## WRITTEN REQUEST
Select from the records below every line that has the word "финансовых" in it.

Entries taken from a collection:
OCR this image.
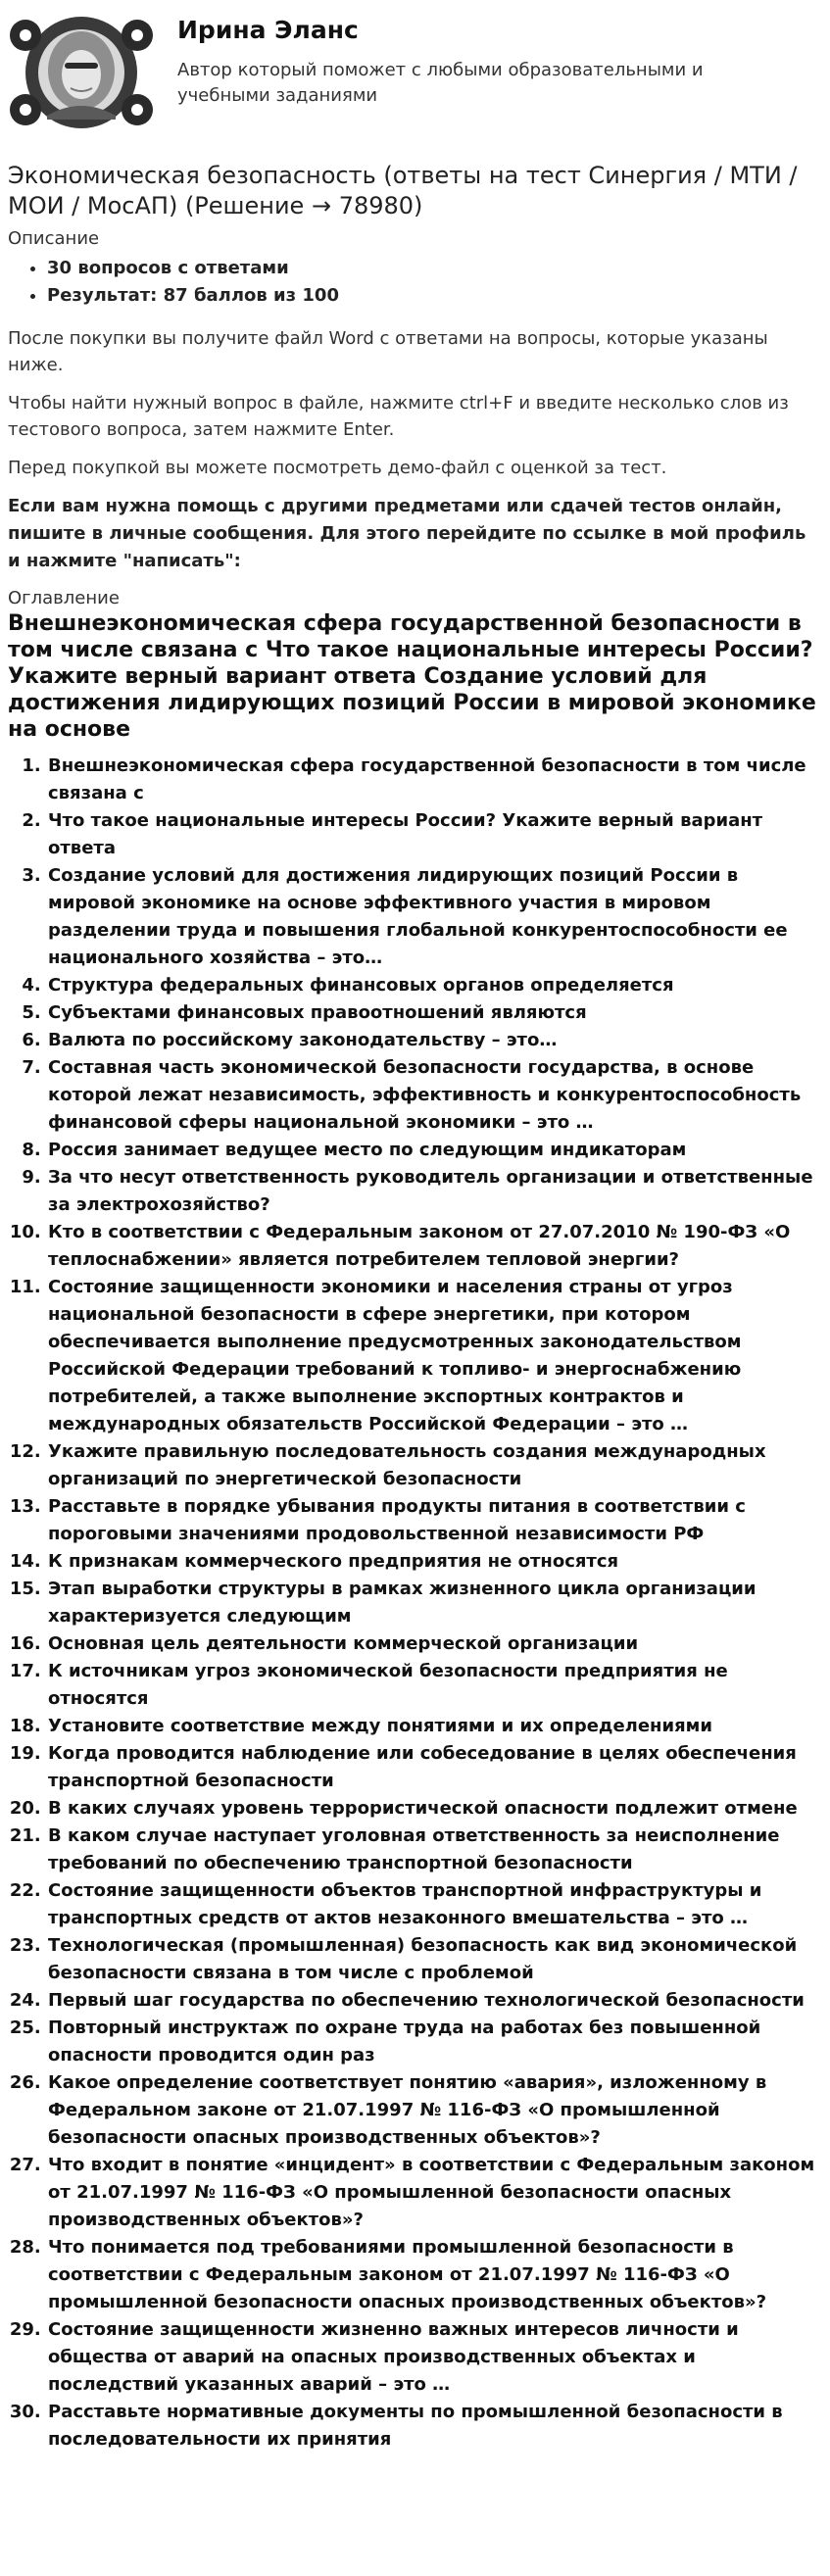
Ирина Эланс
Автор который поможет с любыми образовательными и учебными заданиями
Экономическая безопасность (ответы на тест Синергия / МТИ / МОИ / МосАП) (Решение → 78980)
Описание
• 30 вопросов с ответами
• Результат: 87 баллов из 100

После покупки вы получите файл Word с ответами на вопросы, которые указаны ниже.

Чтобы найти нужный вопрос в файле, нажмите ctrl+F и введите несколько слов из тестового вопроса, затем нажмите Enter.

Перед покупкой вы можете посмотреть демо-файл с оценкой за тест.

Если вам нужна помощь с другими предметами или сдачей тестов онлайн, пишите в личные сообщения. Для этого перейдите по ссылке в мой профиль и нажмите "написать":

Оглавление
Внешнеэкономическая сфера государственной безопасности в том числе связана с Что такое национальные интересы России? Укажите верный вариант ответа Создание условий для достижения лидирующих позиций России в мировой экономике на основе
1. Внешнеэкономическая сфера государственной безопасности в том числе связана с
2. Что такое национальные интересы России? Укажите верный вариант ответа
3. Создание условий для достижения лидирующих позиций России в мировой экономике на основе эффективного участия в мировом разделении труда и повышения глобальной конкурентоспособности ее национального хозяйства – это…
4. Структура федеральных финансовых органов определяется
5. Субъектами финансовых правоотношений являются
6. Валюта по российскому законодательству – это…
7. Составная часть экономической безопасности государства, в основе которой лежат независимость, эффективность и конкурентоспособность финансовой сферы национальной экономики – это …
8. Россия занимает ведущее место по следующим индикаторам
9. За что несут ответственность руководитель организации и ответственные за электрохозяйство?
10. Кто в соответствии с Федеральным законом от 27.07.2010 № 190-ФЗ «О теплоснабжении» является потребителем тепловой энергии?
11. Состояние защищенности экономики и населения страны от угроз национальной безопасности в сфере энергетики, при котором обеспечивается выполнение предусмотренных законодательством Российской Федерации требований к топливо- и энергоснабжению потребителей, а также выполнение экспортных контрактов и международных обязательств Российской Федерации – это …
12. Укажите правильную последовательность создания международных организаций по энергетической безопасности
13. Расставьте в порядке убывания продукты питания в соответствии с пороговыми значениями продовольственной независимости РФ
14. К признакам коммерческого предприятия не относятся
15. Этап выработки структуры в рамках жизненного цикла организации характеризуется следующим
16. Основная цель деятельности коммерческой организации
17. К источникам угроз экономической безопасности предприятия не относятся
18. Установите соответствие между понятиями и их определениями
19. Когда проводится наблюдение или собеседование в целях обеспечения транспортной безопасности
20. В каких случаях уровень террористической опасности подлежит отмене
21. В каком случае наступает уголовная ответственность за неисполнение требований по обеспечению транспортной безопасности
22. Состояние защищенности объектов транспортной инфраструктуры и транспортных средств от актов незаконного вмешательства – это …
23. Технологическая (промышленная) безопасность как вид экономической безопасности связана в том числе с проблемой
24. Первый шаг государства по обеспечению технологической безопасности
25. Повторный инструктаж по охране труда на работах без повышенной опасности проводится один раз
26. Какое определение соответствует понятию «авария», изложенному в Федеральном законе от 21.07.1997 № 116-ФЗ «О промышленной безопасности опасных производственных объектов»?
27. Что входит в понятие «инцидент» в соответствии с Федеральным законом от 21.07.1997 № 116-ФЗ «О промышленной безопасности опасных производственных объектов»?
28. Что понимается под требованиями промышленной безопасности в соответствии с Федеральным законом от 21.07.1997 № 116-ФЗ «О промышленной безопасности опасных производственных объектов»?
29. Состояние защищенности жизненно важных интересов личности и общества от аварий на опасных производственных объектах и последствий указанных аварий – это …
30. Расставьте нормативные документы по промышленной безопасности в последовательности их принятия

## EXERCISE OUTPUT
4. Структура федеральных финансовых органов определяется
5. Субъектами финансовых правоотношений являются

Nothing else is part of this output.